**THE EXERCISE**
Exactly reproduce each entry, leaving out nothing.

━━ MATERIALS PROVIDED

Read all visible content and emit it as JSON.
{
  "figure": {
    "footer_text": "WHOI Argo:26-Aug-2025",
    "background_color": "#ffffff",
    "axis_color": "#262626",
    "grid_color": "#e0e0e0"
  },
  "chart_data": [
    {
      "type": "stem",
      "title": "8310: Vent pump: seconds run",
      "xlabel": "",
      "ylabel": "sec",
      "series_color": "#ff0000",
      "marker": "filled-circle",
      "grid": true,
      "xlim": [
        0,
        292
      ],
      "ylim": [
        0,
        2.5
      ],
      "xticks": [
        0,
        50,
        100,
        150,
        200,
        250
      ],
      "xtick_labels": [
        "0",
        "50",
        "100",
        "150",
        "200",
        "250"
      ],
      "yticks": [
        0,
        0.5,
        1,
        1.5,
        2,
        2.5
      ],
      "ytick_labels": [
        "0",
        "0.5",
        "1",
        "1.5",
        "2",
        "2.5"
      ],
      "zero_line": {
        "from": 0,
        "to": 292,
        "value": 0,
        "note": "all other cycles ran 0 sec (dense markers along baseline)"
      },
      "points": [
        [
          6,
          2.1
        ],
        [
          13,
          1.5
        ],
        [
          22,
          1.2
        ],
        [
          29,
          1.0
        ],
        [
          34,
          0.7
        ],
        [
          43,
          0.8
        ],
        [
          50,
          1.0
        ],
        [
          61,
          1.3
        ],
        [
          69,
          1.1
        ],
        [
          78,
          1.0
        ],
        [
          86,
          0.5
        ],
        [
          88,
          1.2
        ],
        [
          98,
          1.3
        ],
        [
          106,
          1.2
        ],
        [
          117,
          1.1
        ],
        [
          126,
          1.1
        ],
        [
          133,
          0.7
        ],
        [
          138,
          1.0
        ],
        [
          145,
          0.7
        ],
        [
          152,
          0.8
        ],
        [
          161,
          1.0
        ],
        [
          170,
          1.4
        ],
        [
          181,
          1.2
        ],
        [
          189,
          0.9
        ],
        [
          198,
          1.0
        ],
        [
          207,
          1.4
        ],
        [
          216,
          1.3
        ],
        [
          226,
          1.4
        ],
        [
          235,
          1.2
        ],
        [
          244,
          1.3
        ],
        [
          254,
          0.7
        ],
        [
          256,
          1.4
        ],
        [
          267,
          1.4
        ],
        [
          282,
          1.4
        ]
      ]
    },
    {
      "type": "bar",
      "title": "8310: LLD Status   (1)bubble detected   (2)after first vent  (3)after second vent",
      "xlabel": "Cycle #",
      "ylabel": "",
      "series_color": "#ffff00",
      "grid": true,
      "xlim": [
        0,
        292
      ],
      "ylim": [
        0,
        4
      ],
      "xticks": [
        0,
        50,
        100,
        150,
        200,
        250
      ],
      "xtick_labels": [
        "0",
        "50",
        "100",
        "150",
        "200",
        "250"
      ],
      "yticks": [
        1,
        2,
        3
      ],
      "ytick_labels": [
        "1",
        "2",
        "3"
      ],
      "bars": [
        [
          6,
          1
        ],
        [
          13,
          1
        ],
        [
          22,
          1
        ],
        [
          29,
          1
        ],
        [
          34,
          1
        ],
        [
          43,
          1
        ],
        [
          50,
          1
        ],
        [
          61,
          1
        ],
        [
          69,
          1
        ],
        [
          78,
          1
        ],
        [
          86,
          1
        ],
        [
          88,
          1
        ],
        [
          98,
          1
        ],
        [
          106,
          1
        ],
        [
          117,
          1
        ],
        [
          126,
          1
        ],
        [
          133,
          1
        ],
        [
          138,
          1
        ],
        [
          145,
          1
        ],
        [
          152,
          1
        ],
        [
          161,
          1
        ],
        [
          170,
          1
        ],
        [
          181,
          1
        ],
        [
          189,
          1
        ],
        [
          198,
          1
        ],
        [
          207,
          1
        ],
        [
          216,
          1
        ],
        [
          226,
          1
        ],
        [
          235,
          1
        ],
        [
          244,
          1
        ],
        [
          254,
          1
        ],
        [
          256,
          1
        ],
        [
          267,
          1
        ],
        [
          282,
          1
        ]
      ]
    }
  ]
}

━━━━

**TASK RESPONSE**
Read all visible content and emit it as JSON.
{
  "figure": {
    "footer_text": "WHOI Argo:26-Aug-2025",
    "background_color": "#ffffff",
    "axis_color": "#262626",
    "grid_color": "#e0e0e0"
  },
  "chart_data": [
    {
      "type": "stem",
      "title": "8310: Vent pump: seconds run",
      "xlabel": "",
      "ylabel": "sec",
      "series_color": "#ff0000",
      "marker": "filled-circle",
      "grid": true,
      "xlim": [
        0,
        292
      ],
      "ylim": [
        0,
        2.5
      ],
      "xticks": [
        0,
        50,
        100,
        150,
        200,
        250
      ],
      "xtick_labels": [
        "0",
        "50",
        "100",
        "150",
        "200",
        "250"
      ],
      "yticks": [
        0,
        0.5,
        1,
        1.5,
        2,
        2.5
      ],
      "ytick_labels": [
        "0",
        "0.5",
        "1",
        "1.5",
        "2",
        "2.5"
      ],
      "zero_line": {
        "from": 0,
        "to": 292,
        "value": 0,
        "note": "all other cycles ran 0 sec (dense markers along baseline)"
      },
      "points": [
        [
          6,
          2.1
        ],
        [
          13,
          1.5
        ],
        [
          22,
          1.2
        ],
        [
          29,
          1.0
        ],
        [
          34,
          0.7
        ],
        [
          43,
          0.8
        ],
        [
          50,
          1.0
        ],
        [
          61,
          1.3
        ],
        [
          69,
          1.1
        ],
        [
          78,
          1.0
        ],
        [
          86,
          0.5
        ],
        [
          88,
          1.2
        ],
        [
          98,
          1.3
        ],
        [
          106,
          1.2
        ],
        [
          117,
          1.1
        ],
        [
          126,
          1.1
        ],
        [
          133,
          0.7
        ],
        [
          138,
          1.0
        ],
        [
          145,
          0.7
        ],
        [
          152,
          0.8
        ],
        [
          161,
          1.0
        ],
        [
          170,
          1.4
        ],
        [
          181,
          1.2
        ],
        [
          189,
          0.9
        ],
        [
          198,
          1.0
        ],
        [
          207,
          1.4
        ],
        [
          216,
          1.3
        ],
        [
          226,
          1.4
        ],
        [
          235,
          1.2
        ],
        [
          244,
          1.3
        ],
        [
          254,
          0.7
        ],
        [
          256,
          1.4
        ],
        [
          267,
          1.4
        ],
        [
          282,
          1.4
        ]
      ]
    },
    {
      "type": "bar",
      "title": "8310: LLD Status   (1)bubble detected   (2)after first vent  (3)after second vent",
      "xlabel": "Cycle #",
      "ylabel": "",
      "series_color": "#ffff00",
      "grid": true,
      "xlim": [
        0,
        292
      ],
      "ylim": [
        0,
        4
      ],
      "xticks": [
        0,
        50,
        100,
        150,
        200,
        250
      ],
      "xtick_labels": [
        "0",
        "50",
        "100",
        "150",
        "200",
        "250"
      ],
      "yticks": [
        1,
        2,
        3
      ],
      "ytick_labels": [
        "1",
        "2",
        "3"
      ],
      "bars": [
        [
          6,
          1
        ],
        [
          13,
          1
        ],
        [
          22,
          1
        ],
        [
          29,
          1
        ],
        [
          34,
          1
        ],
        [
          43,
          1
        ],
        [
          50,
          1
        ],
        [
          61,
          1
        ],
        [
          69,
          1
        ],
        [
          78,
          1
        ],
        [
          86,
          1
        ],
        [
          88,
          1
        ],
        [
          98,
          1
        ],
        [
          106,
          1
        ],
        [
          117,
          1
        ],
        [
          126,
          1
        ],
        [
          133,
          1
        ],
        [
          138,
          1
        ],
        [
          145,
          1
        ],
        [
          152,
          1
        ],
        [
          161,
          1
        ],
        [
          170,
          1
        ],
        [
          181,
          1
        ],
        [
          189,
          1
        ],
        [
          198,
          1
        ],
        [
          207,
          1
        ],
        [
          216,
          1
        ],
        [
          226,
          1
        ],
        [
          235,
          1
        ],
        [
          244,
          1
        ],
        [
          254,
          1
        ],
        [
          256,
          1
        ],
        [
          267,
          1
        ],
        [
          282,
          1
        ]
      ]
    }
  ]
}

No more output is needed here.